**Written task:** Images must not appear in your copy; reproduce every other part of the records exactly.

**Material for the task:**
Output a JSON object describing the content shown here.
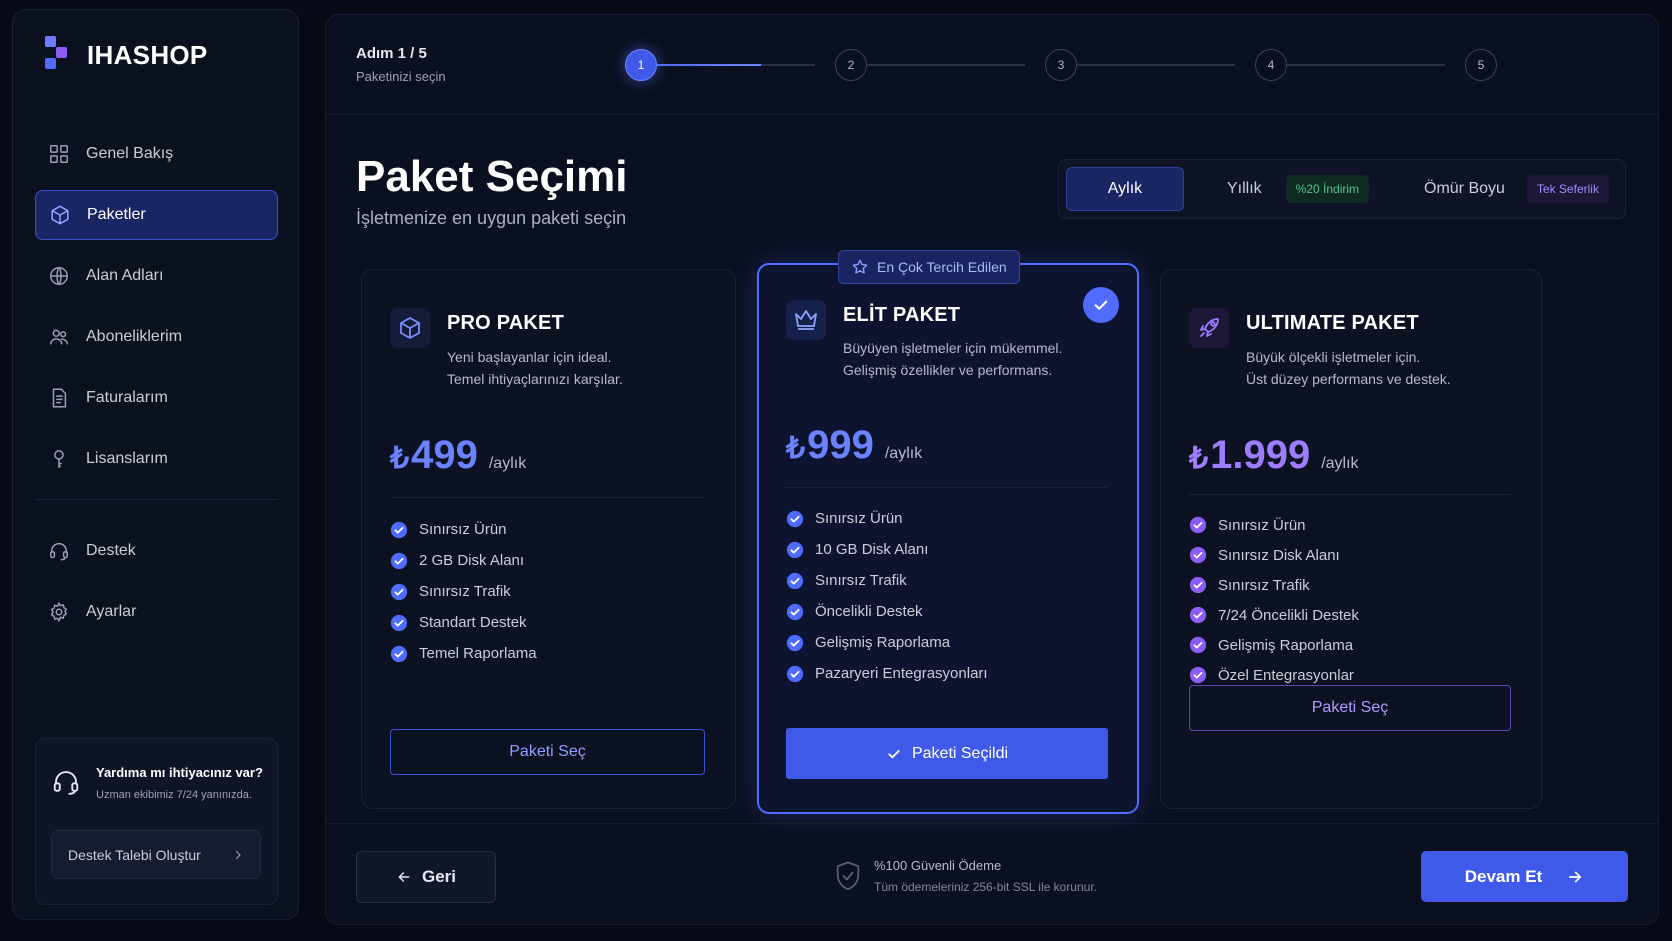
{
  "brand": {
    "name": "IHASHOP"
  },
  "sidebar": {
    "items": [
      {
        "label": "Genel Bakış",
        "icon": "dashboard-icon"
      },
      {
        "label": "Paketler",
        "icon": "package-icon",
        "active": true
      },
      {
        "label": "Alan Adları",
        "icon": "globe-icon"
      },
      {
        "label": "Aboneliklerim",
        "icon": "users-icon"
      },
      {
        "label": "Faturalarım",
        "icon": "invoice-icon"
      },
      {
        "label": "Lisanslarım",
        "icon": "key-icon"
      }
    ],
    "bottom_items": [
      {
        "label": "Destek",
        "icon": "headset-icon"
      },
      {
        "label": "Ayarlar",
        "icon": "gear-icon"
      }
    ],
    "help": {
      "title": "Yardıma mı ihtiyacınız var?",
      "subtitle": "Uzman ekibimiz 7/24 yanınızda.",
      "button": "Destek Talebi Oluştur"
    }
  },
  "steps": {
    "label": "Adım 1 / 5",
    "description": "Paketinizi seçin",
    "items": [
      "1",
      "2",
      "3",
      "4",
      "5"
    ],
    "current": 1,
    "progress_first_segment": 0.66
  },
  "main": {
    "title": "Paket Seçimi",
    "subtitle": "İşletmenize en uygun paketi seçin"
  },
  "billing": {
    "options": [
      "Aylık",
      "Yıllık",
      "Ömür Boyu"
    ],
    "selected": "Aylık",
    "yearly_badge": "%20 İndirim",
    "lifetime_badge": "Tek Seferlik"
  },
  "packages": [
    {
      "name": "PRO PAKET",
      "desc1": "Yeni başlayanlar için ideal.",
      "desc2": "Temel ihtiyaçlarınızı karşılar.",
      "currency": "₺",
      "price": "499",
      "period": "/aylık",
      "features": [
        "Sınırsız Ürün",
        "2 GB Disk Alanı",
        "Sınırsız Trafik",
        "Standart Destek",
        "Temel Raporlama"
      ],
      "button": "Paketi Seç",
      "icon": "box-icon",
      "accent": "#5b74ff"
    },
    {
      "name": "ELİT PAKET",
      "desc1": "Büyüyen işletmeler için mükemmel.",
      "desc2": "Gelişmiş özellikler ve performans.",
      "currency": "₺",
      "price": "999",
      "period": "/aylık",
      "features": [
        "Sınırsız Ürün",
        "10 GB Disk Alanı",
        "Sınırsız Trafik",
        "Öncelikli Destek",
        "Gelişmiş Raporlama",
        "Pazaryeri Entegrasyonları"
      ],
      "button": "Paketi Seçildi",
      "badge": "En Çok Tercih Edilen",
      "selected": true,
      "icon": "crown-icon",
      "accent": "#5b74ff"
    },
    {
      "name": "ULTIMATE PAKET",
      "desc1": "Büyük ölçekli işletmeler için.",
      "desc2": "Üst düzey performans ve destek.",
      "currency": "₺",
      "price": "1.999",
      "period": "/aylık",
      "features": [
        "Sınırsız Ürün",
        "Sınırsız Disk Alanı",
        "Sınırsız Trafik",
        "7/24 Öncelikli Destek",
        "Gelişmiş Raporlama",
        "Özel Entegrasyonlar"
      ],
      "button": "Paketi Seç",
      "icon": "rocket-icon",
      "accent": "#8b5cf6"
    }
  ],
  "footer": {
    "back": "Geri",
    "secure_title": "%100 Güvenli Ödeme",
    "secure_sub": "Tüm ödemeleriniz 256-bit SSL ile korunur.",
    "next": "Devam Et"
  },
  "colors": {
    "primary": "#3f5ae8",
    "accent_purple": "#8b5cf6",
    "background": "#070a14",
    "success": "#52c98b"
  }
}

**Solution to this exercise:**
Output a JSON object describing the content shown here.
{
  "brand": {
    "name": "IHASHOP"
  },
  "sidebar": {
    "items": [
      {
        "label": "Genel Bakış",
        "icon": "dashboard-icon"
      },
      {
        "label": "Paketler",
        "icon": "package-icon",
        "active": true
      },
      {
        "label": "Alan Adları",
        "icon": "globe-icon"
      },
      {
        "label": "Aboneliklerim",
        "icon": "users-icon"
      },
      {
        "label": "Faturalarım",
        "icon": "invoice-icon"
      },
      {
        "label": "Lisanslarım",
        "icon": "key-icon"
      }
    ],
    "bottom_items": [
      {
        "label": "Destek",
        "icon": "headset-icon"
      },
      {
        "label": "Ayarlar",
        "icon": "gear-icon"
      }
    ],
    "help": {
      "title": "Yardıma mı ihtiyacınız var?",
      "subtitle": "Uzman ekibimiz 7/24 yanınızda.",
      "button": "Destek Talebi Oluştur"
    }
  },
  "steps": {
    "label": "Adım 1 / 5",
    "description": "Paketinizi seçin",
    "items": [
      "1",
      "2",
      "3",
      "4",
      "5"
    ],
    "current": 1,
    "progress_first_segment": 0.66
  },
  "main": {
    "title": "Paket Seçimi",
    "subtitle": "İşletmenize en uygun paketi seçin"
  },
  "billing": {
    "options": [
      "Aylık",
      "Yıllık",
      "Ömür Boyu"
    ],
    "selected": "Aylık",
    "yearly_badge": "%20 İndirim",
    "lifetime_badge": "Tek Seferlik"
  },
  "packages": [
    {
      "name": "PRO PAKET",
      "desc1": "Yeni başlayanlar için ideal.",
      "desc2": "Temel ihtiyaçlarınızı karşılar.",
      "currency": "₺",
      "price": "499",
      "period": "/aylık",
      "features": [
        "Sınırsız Ürün",
        "2 GB Disk Alanı",
        "Sınırsız Trafik",
        "Standart Destek",
        "Temel Raporlama"
      ],
      "button": "Paketi Seç",
      "icon": "box-icon",
      "accent": "#5b74ff"
    },
    {
      "name": "ELİT PAKET",
      "desc1": "Büyüyen işletmeler için mükemmel.",
      "desc2": "Gelişmiş özellikler ve performans.",
      "currency": "₺",
      "price": "999",
      "period": "/aylık",
      "features": [
        "Sınırsız Ürün",
        "10 GB Disk Alanı",
        "Sınırsız Trafik",
        "Öncelikli Destek",
        "Gelişmiş Raporlama",
        "Pazaryeri Entegrasyonları"
      ],
      "button": "Paketi Seçildi",
      "badge": "En Çok Tercih Edilen",
      "selected": true,
      "icon": "crown-icon",
      "accent": "#5b74ff"
    },
    {
      "name": "ULTIMATE PAKET",
      "desc1": "Büyük ölçekli işletmeler için.",
      "desc2": "Üst düzey performans ve destek.",
      "currency": "₺",
      "price": "1.999",
      "period": "/aylık",
      "features": [
        "Sınırsız Ürün",
        "Sınırsız Disk Alanı",
        "Sınırsız Trafik",
        "7/24 Öncelikli Destek",
        "Gelişmiş Raporlama",
        "Özel Entegrasyonlar"
      ],
      "button": "Paketi Seç",
      "icon": "rocket-icon",
      "accent": "#8b5cf6"
    }
  ],
  "footer": {
    "back": "Geri",
    "secure_title": "%100 Güvenli Ödeme",
    "secure_sub": "Tüm ödemeleriniz 256-bit SSL ile korunur.",
    "next": "Devam Et"
  },
  "colors": {
    "primary": "#3f5ae8",
    "accent_purple": "#8b5cf6",
    "background": "#070a14",
    "success": "#52c98b"
  }
}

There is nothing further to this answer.